▸ **Exercise brief**:
Check every line below for the word "Heliocentric" and copy the ones that have it.

····················

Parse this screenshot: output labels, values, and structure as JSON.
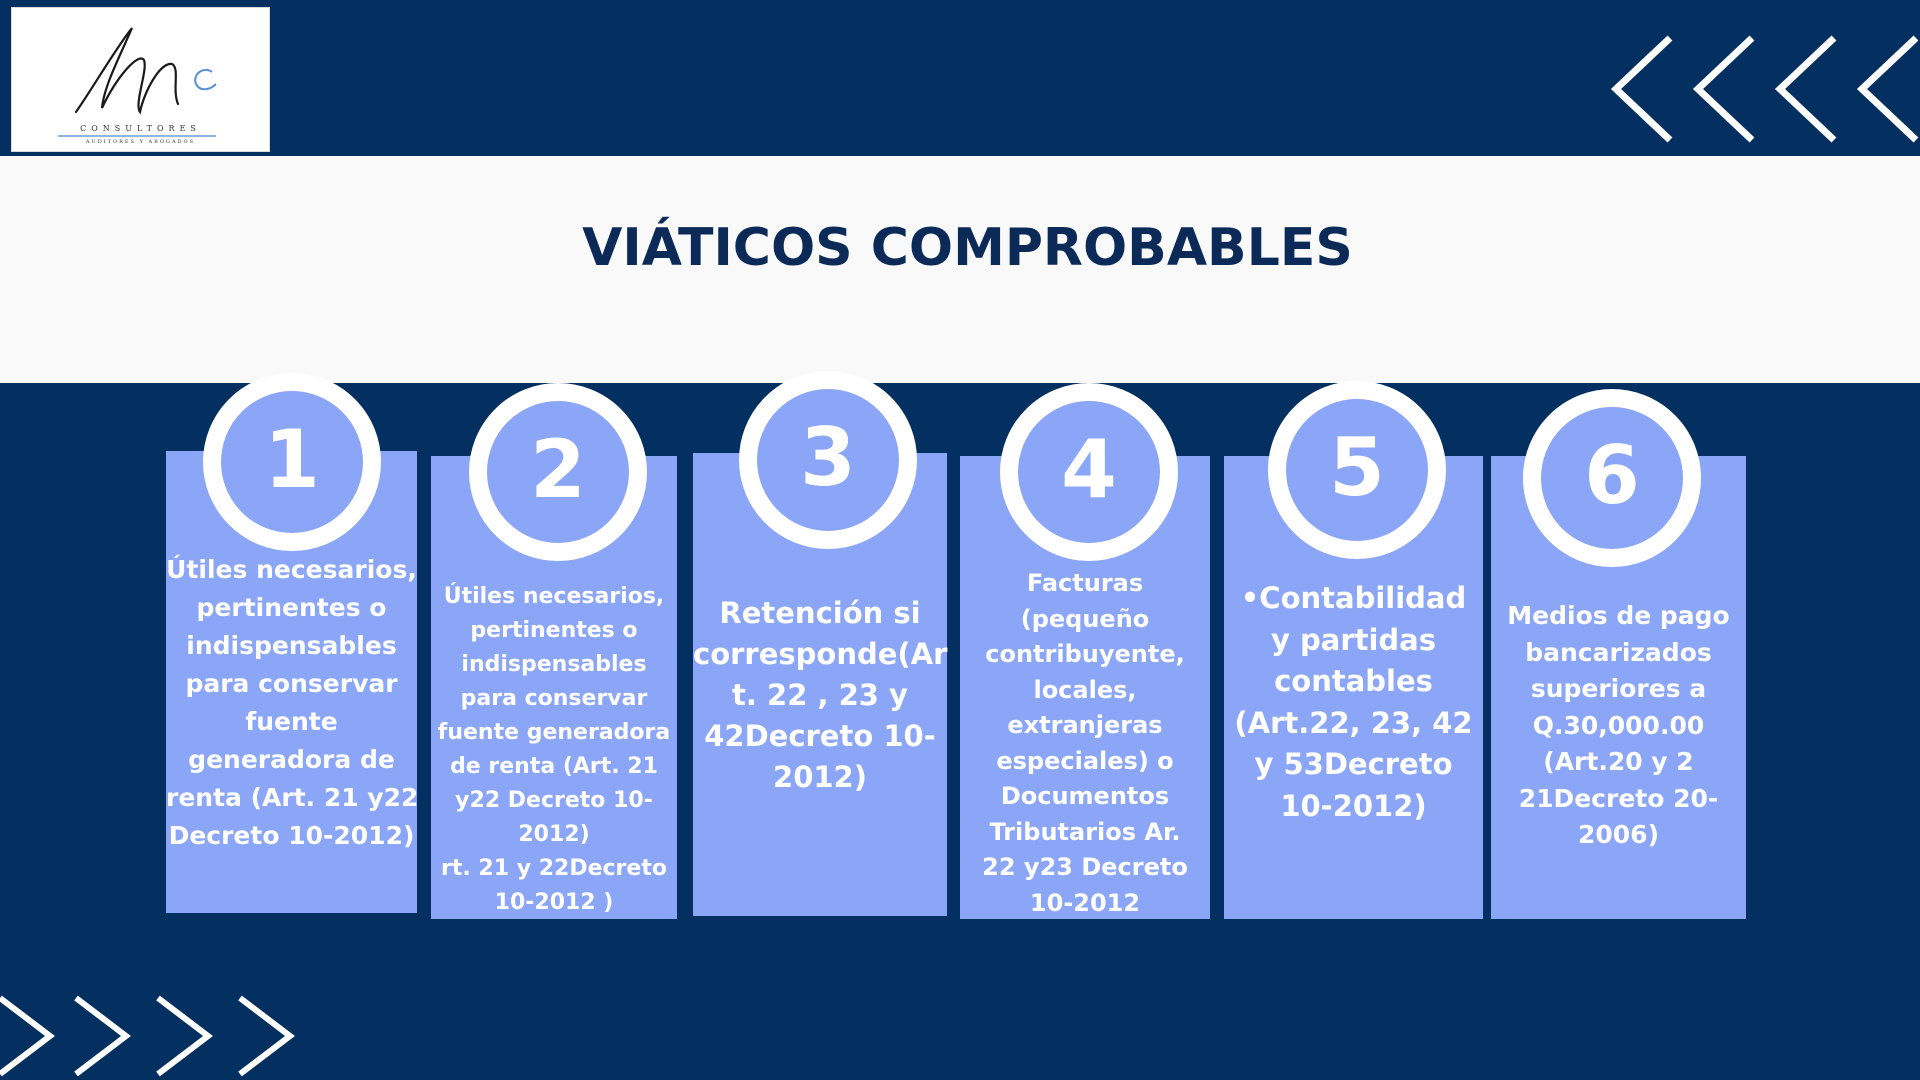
{
  "logo": {
    "mark": "Mc",
    "line1": "CONSULTORES",
    "line2": "AUDITORES Y ABOGADOS"
  },
  "title": "VIÁTICOS COMPROBABLES",
  "colors": {
    "background": "#033060",
    "band": "#f9f9fa",
    "title": "#0b2a57",
    "card": "#8ba6f6",
    "text": "#ffffff"
  },
  "decorations": {
    "top_right": "chevron-left-icon",
    "bottom_left": "chevron-right-icon"
  },
  "cards": [
    {
      "number": "1",
      "lines": [
        "Útiles necesarios,",
        "pertinentes o",
        "indispensables",
        "para conservar",
        "fuente",
        "generadora de",
        "renta (Art. 21 y22",
        "Decreto 10-2012)"
      ]
    },
    {
      "number": "2",
      "lines": [
        "Útiles necesarios,",
        "pertinentes o",
        "indispensables",
        "para conservar",
        "fuente generadora",
        "de renta (Art. 21",
        "y22 Decreto 10-",
        "2012)",
        "rt. 21 y 22Decreto",
        "10-2012 )"
      ]
    },
    {
      "number": "3",
      "lines": [
        "Retención si",
        "corresponde(Ar",
        "t. 22 , 23 y",
        "42Decreto 10-",
        "2012)"
      ]
    },
    {
      "number": "4",
      "lines": [
        "Facturas",
        "(pequeño",
        "contribuyente,",
        "locales,",
        "extranjeras",
        "especiales) o",
        "Documentos",
        "Tributarios Ar.",
        "22 y23 Decreto",
        "10-2012"
      ]
    },
    {
      "number": "5",
      "lines": [
        "•Contabilidad",
        "y partidas",
        "contables",
        "(Art.22, 23, 42",
        "y 53Decreto",
        "10-2012)"
      ]
    },
    {
      "number": "6",
      "lines": [
        "Medios de pago",
        "bancarizados",
        "superiores a",
        "Q.30,000.00",
        "(Art.20 y 2",
        "21Decreto 20-",
        "2006)"
      ]
    }
  ]
}
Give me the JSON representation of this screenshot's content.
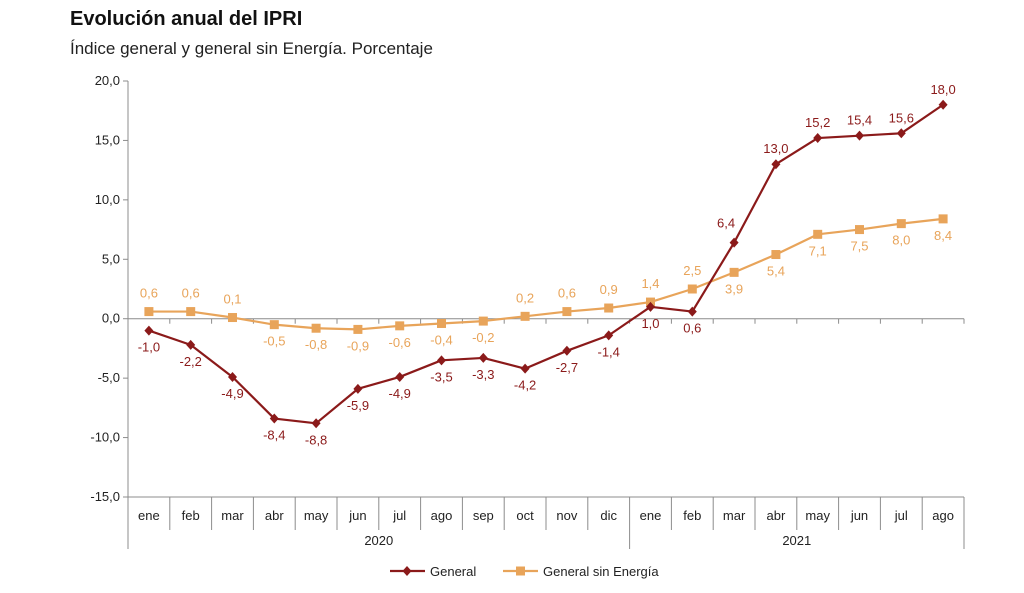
{
  "title": "Evolución anual del IPRI",
  "subtitle": "Índice general y general sin Energía. Porcentaje",
  "colors": {
    "general": "#8B1A1A",
    "sin_energia": "#E8A45A",
    "axis": "#8c8c8c"
  },
  "chart_data": {
    "type": "line",
    "title": "Evolución anual del IPRI",
    "subtitle": "Índice general y general sin Energía. Porcentaje",
    "categories": [
      "ene",
      "feb",
      "mar",
      "abr",
      "may",
      "jun",
      "jul",
      "ago",
      "sep",
      "oct",
      "nov",
      "dic",
      "ene",
      "feb",
      "mar",
      "abr",
      "may",
      "jun",
      "jul",
      "ago"
    ],
    "groups": [
      {
        "label": "2020",
        "start": 0,
        "end": 11
      },
      {
        "label": "2021",
        "start": 12,
        "end": 19
      }
    ],
    "ylim": [
      -15,
      20
    ],
    "yticks": [
      -15,
      -10,
      -5,
      0,
      5,
      10,
      15,
      20
    ],
    "ytick_labels": [
      "-15,0",
      "-10,0",
      "-5,0",
      "0,0",
      "5,0",
      "10,0",
      "15,0",
      "20,0"
    ],
    "grid": false,
    "legend_position": "bottom",
    "series": [
      {
        "name": "General",
        "color": "#8B1A1A",
        "marker": "diamond",
        "values": [
          -1.0,
          -2.2,
          -4.9,
          -8.4,
          -8.8,
          -5.9,
          -4.9,
          -3.5,
          -3.3,
          -4.2,
          -2.7,
          -1.4,
          1.0,
          0.6,
          6.4,
          13.0,
          15.2,
          15.4,
          15.6,
          18.0
        ],
        "labels": [
          "-1,0",
          "-2,2",
          "-4,9",
          "-8,4",
          "-8,8",
          "-5,9",
          "-4,9",
          "-3,5",
          "-3,3",
          "-4,2",
          "-2,7",
          "-1,4",
          "1,0",
          "0,6",
          "6,4",
          "13,0",
          "15,2",
          "15,4",
          "15,6",
          "18,0"
        ]
      },
      {
        "name": "General sin Energía",
        "color": "#E8A45A",
        "marker": "square",
        "values": [
          0.6,
          0.6,
          0.1,
          -0.5,
          -0.8,
          -0.9,
          -0.6,
          -0.4,
          -0.2,
          0.2,
          0.6,
          0.9,
          1.4,
          2.5,
          3.9,
          5.4,
          7.1,
          7.5,
          8.0,
          8.4
        ],
        "labels": [
          "0,6",
          "0,6",
          "0,1",
          "-0,5",
          "-0,8",
          "-0,9",
          "-0,6",
          "-0,4",
          "-0,2",
          "0,2",
          "0,6",
          "0,9",
          "1,4",
          "2,5",
          "3,9",
          "5,4",
          "7,1",
          "7,5",
          "8,0",
          "8,4"
        ]
      }
    ]
  }
}
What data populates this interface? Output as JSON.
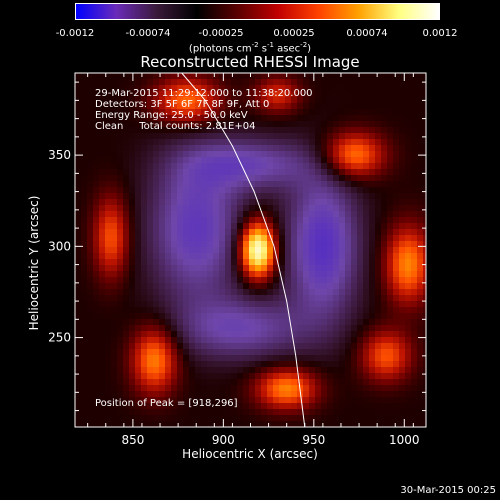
{
  "colorbar": {
    "ticks": [
      "-0.0012",
      "-0.00074",
      "-0.00025",
      "0.00025",
      "0.00074",
      "0.0012"
    ],
    "units_main": "(photons cm",
    "units_sup1": "-2",
    "units_mid": " s",
    "units_sup2": "-1",
    "units_end": " asec",
    "units_sup3": "-2",
    "units_close": ")",
    "colors": [
      "#0000ff",
      "#6a2bb8",
      "#3a1a3a",
      "#000000",
      "#5a0000",
      "#c00000",
      "#ff4000",
      "#ffa000",
      "#ffff80",
      "#ffffff"
    ]
  },
  "annotation": {
    "line1": "29-Mar-2015 11:29:12.000 to 11:38:20.000",
    "line2": "Detectors: 3F 5F 6F 7F 8F 9F, Att 0",
    "line3": "Energy Range: 25.0 - 50.0 keV",
    "line4": "Clean     Total counts: 2.81E+04",
    "peak": "Position of Peak = [918,296]"
  },
  "footer": "30-Mar-2015 00:25",
  "chart_data": {
    "type": "heatmap",
    "title": "Reconstructed RHESSI Image",
    "xlabel": "Heliocentric X (arcsec)",
    "ylabel": "Heliocentric Y (arcsec)",
    "xlim": [
      818,
      1012
    ],
    "ylim": [
      201,
      395
    ],
    "xticks": [
      850,
      900,
      950,
      1000
    ],
    "yticks": [
      250,
      300,
      350
    ],
    "colorbar_range": [
      -0.0012,
      0.0012
    ],
    "peak_position": [
      918,
      296
    ],
    "limb_curve": [
      [
        877,
        395
      ],
      [
        890,
        380
      ],
      [
        905,
        355
      ],
      [
        917,
        330
      ],
      [
        928,
        300
      ],
      [
        935,
        270
      ],
      [
        940,
        240
      ],
      [
        945,
        201
      ]
    ],
    "sources": [
      {
        "x": 919,
        "y": 298,
        "sx": 7,
        "sy": 11,
        "amp": 1.0
      },
      {
        "x": 972,
        "y": 350,
        "sx": 12,
        "sy": 9,
        "amp": 0.55
      },
      {
        "x": 1002,
        "y": 290,
        "sx": 9,
        "sy": 15,
        "amp": 0.55
      },
      {
        "x": 990,
        "y": 240,
        "sx": 10,
        "sy": 10,
        "amp": 0.45
      },
      {
        "x": 935,
        "y": 222,
        "sx": 12,
        "sy": 8,
        "amp": 0.55
      },
      {
        "x": 862,
        "y": 238,
        "sx": 9,
        "sy": 13,
        "amp": 0.55
      },
      {
        "x": 838,
        "y": 305,
        "sx": 7,
        "sy": 16,
        "amp": 0.45
      },
      {
        "x": 880,
        "y": 380,
        "sx": 13,
        "sy": 9,
        "amp": 0.5
      },
      {
        "x": 930,
        "y": 383,
        "sx": 9,
        "sy": 7,
        "amp": 0.35
      },
      {
        "x": 885,
        "y": 310,
        "sx": 18,
        "sy": 28,
        "amp": -0.45
      },
      {
        "x": 955,
        "y": 300,
        "sx": 14,
        "sy": 28,
        "amp": -0.5
      },
      {
        "x": 915,
        "y": 345,
        "sx": 25,
        "sy": 10,
        "amp": -0.35
      },
      {
        "x": 910,
        "y": 255,
        "sx": 25,
        "sy": 12,
        "amp": -0.35
      }
    ]
  }
}
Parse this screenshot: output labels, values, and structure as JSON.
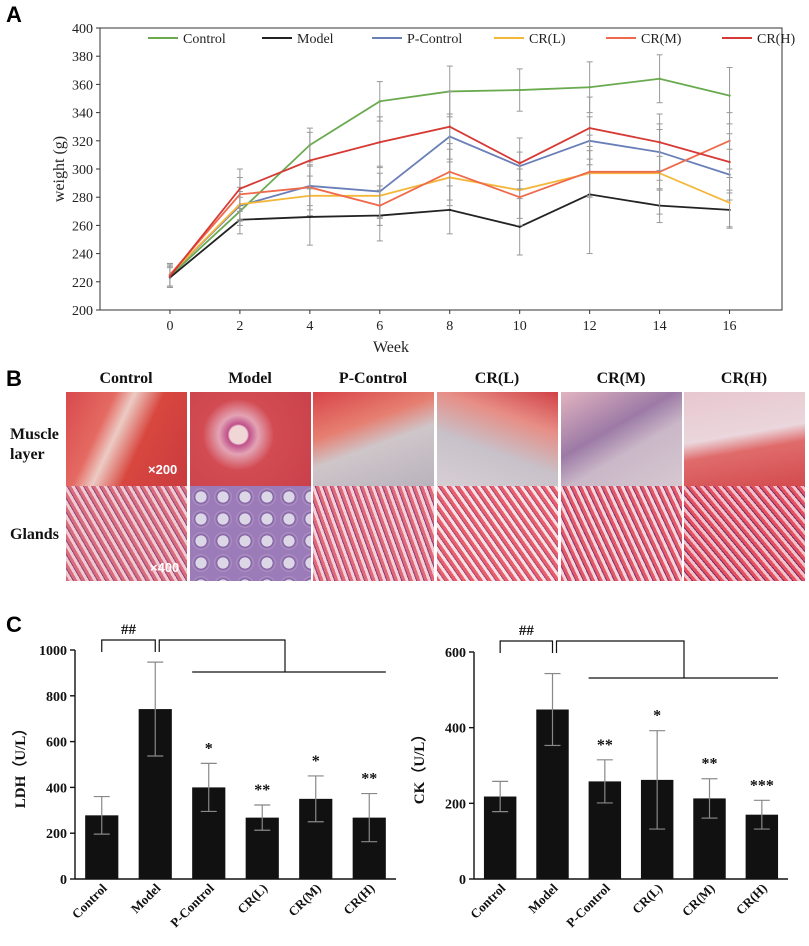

····················

▸ **In response**:
    "xlabel": "Heliocentric X (arcsec)",
    "ylabel": "Heliocentric Y (arcsec)",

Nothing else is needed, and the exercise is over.